** Written instruction **
Copy out, without any alteration, the lines below, starting with the line that contains "Segment this screenshot: for" and continuing through the line that contains "divider <box>40 484 1683 486</box>", with both of those lines included.

>> BEGIN Listing

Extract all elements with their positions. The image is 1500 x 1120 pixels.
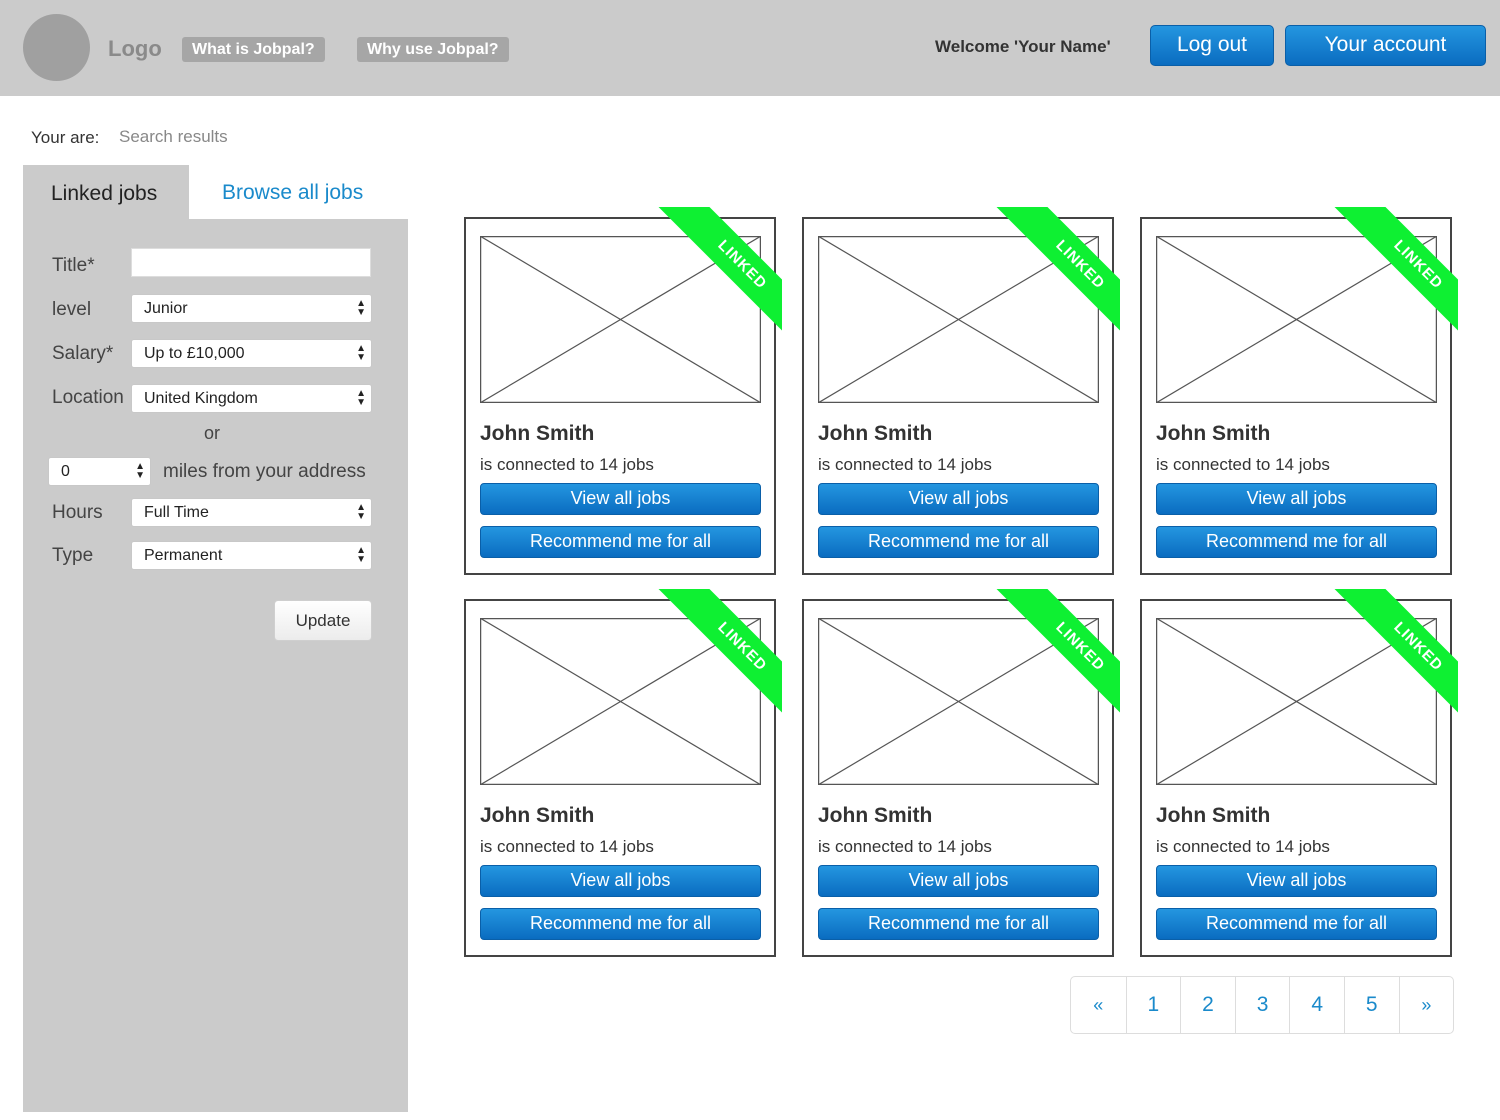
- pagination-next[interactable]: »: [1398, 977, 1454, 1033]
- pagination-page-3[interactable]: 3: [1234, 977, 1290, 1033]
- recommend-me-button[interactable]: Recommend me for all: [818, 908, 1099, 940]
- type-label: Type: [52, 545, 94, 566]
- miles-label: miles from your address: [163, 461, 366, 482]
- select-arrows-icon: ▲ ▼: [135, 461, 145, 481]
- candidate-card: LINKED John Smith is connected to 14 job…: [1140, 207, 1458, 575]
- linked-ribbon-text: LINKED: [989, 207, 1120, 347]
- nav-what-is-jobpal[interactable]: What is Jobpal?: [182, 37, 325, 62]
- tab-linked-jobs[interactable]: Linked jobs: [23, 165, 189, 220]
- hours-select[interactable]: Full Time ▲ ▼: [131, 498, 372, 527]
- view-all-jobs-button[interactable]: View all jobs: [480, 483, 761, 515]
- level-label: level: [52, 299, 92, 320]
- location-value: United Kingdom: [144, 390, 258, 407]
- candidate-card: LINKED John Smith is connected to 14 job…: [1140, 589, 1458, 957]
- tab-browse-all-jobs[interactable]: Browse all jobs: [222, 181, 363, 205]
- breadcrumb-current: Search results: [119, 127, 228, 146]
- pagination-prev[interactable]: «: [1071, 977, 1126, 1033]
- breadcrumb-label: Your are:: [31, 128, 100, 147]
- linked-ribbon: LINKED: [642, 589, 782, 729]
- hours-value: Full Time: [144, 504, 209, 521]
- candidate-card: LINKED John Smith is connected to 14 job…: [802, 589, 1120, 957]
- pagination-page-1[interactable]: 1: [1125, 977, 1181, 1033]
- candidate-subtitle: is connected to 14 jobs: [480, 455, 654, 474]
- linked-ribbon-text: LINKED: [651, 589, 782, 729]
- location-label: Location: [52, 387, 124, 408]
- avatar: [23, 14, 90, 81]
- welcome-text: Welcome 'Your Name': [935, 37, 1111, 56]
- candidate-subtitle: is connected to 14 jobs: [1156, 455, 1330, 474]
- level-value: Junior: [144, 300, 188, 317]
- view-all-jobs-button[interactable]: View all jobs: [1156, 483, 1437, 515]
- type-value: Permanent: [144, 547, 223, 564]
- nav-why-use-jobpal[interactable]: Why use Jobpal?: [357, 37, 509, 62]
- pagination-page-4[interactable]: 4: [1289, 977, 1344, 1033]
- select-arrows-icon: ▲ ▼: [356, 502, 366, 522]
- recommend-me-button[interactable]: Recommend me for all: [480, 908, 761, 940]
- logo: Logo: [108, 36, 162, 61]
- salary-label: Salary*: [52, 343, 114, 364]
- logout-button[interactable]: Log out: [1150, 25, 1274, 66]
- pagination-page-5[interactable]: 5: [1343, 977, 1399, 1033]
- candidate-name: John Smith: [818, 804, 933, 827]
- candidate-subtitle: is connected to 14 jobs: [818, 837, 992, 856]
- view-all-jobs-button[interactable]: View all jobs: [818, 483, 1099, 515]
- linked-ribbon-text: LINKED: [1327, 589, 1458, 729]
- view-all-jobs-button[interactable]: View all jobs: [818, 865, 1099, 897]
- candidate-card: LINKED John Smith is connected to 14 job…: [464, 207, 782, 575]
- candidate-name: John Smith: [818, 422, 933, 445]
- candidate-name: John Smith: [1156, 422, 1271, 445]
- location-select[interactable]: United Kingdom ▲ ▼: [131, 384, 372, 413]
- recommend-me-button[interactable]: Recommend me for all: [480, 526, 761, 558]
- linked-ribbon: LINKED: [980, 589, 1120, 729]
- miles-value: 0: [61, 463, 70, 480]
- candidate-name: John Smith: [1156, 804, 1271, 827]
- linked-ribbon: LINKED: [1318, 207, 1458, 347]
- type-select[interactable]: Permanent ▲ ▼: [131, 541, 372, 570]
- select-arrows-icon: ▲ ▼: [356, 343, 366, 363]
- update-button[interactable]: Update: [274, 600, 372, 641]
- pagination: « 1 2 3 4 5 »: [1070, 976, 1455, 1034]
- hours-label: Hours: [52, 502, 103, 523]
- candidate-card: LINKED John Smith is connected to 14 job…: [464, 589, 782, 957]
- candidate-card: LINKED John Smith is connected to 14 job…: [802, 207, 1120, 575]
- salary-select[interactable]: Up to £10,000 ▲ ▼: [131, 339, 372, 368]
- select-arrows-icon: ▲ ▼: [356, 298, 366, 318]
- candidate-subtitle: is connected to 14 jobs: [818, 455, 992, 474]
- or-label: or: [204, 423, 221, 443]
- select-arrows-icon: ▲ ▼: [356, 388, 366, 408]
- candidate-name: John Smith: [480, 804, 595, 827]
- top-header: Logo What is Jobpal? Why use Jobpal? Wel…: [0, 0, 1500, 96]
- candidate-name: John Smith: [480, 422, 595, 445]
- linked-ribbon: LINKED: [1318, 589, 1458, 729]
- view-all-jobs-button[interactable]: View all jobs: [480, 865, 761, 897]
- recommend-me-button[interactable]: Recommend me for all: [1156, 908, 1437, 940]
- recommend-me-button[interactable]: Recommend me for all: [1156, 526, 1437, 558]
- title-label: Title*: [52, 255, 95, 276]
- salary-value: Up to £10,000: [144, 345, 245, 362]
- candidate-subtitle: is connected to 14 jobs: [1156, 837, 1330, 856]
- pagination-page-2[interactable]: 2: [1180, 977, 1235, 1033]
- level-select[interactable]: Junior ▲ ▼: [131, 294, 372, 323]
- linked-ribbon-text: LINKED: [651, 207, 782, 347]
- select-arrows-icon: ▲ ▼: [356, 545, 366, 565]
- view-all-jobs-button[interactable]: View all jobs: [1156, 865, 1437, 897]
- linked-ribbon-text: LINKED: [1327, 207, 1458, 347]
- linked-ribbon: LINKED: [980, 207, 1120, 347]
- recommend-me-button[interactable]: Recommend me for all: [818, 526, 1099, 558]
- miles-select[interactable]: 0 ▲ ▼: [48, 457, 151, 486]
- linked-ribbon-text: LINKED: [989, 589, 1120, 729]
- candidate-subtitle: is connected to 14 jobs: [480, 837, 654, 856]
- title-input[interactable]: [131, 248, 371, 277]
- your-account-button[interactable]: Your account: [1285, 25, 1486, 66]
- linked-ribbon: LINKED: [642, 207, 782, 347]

>> END Listing
>> BEGIN Listing

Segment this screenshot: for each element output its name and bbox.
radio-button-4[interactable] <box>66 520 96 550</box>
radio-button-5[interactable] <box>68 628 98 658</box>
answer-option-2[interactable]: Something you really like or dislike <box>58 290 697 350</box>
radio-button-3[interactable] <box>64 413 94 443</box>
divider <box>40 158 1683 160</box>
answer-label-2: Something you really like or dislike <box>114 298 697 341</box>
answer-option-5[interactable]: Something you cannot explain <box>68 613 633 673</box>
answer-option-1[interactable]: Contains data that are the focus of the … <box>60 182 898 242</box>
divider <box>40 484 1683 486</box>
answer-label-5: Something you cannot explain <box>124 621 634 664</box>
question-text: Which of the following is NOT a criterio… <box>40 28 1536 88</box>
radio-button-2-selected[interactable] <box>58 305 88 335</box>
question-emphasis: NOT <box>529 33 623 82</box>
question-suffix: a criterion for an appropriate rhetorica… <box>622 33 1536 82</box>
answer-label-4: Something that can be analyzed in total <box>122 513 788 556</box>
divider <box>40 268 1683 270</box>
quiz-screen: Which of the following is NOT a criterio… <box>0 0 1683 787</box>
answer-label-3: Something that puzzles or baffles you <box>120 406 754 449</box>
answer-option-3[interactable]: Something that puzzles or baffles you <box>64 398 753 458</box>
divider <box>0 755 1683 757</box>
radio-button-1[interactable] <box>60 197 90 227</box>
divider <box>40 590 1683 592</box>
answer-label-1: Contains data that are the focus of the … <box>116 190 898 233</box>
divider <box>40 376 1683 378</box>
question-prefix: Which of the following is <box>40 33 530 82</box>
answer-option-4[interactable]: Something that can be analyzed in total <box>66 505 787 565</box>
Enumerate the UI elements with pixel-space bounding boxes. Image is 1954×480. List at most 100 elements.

>> END Listing

** Completed task **
Segment this screenshot: for each element output its name and bbox.
radio-button-4[interactable] <box>66 520 96 550</box>
radio-button-5[interactable] <box>68 628 98 658</box>
answer-option-2[interactable]: Something you really like or dislike <box>58 290 697 350</box>
radio-button-3[interactable] <box>64 413 94 443</box>
divider <box>40 158 1683 160</box>
answer-label-2: Something you really like or dislike <box>114 298 697 341</box>
answer-option-5[interactable]: Something you cannot explain <box>68 613 633 673</box>
answer-option-1[interactable]: Contains data that are the focus of the … <box>60 182 898 242</box>
divider <box>40 484 1683 486</box>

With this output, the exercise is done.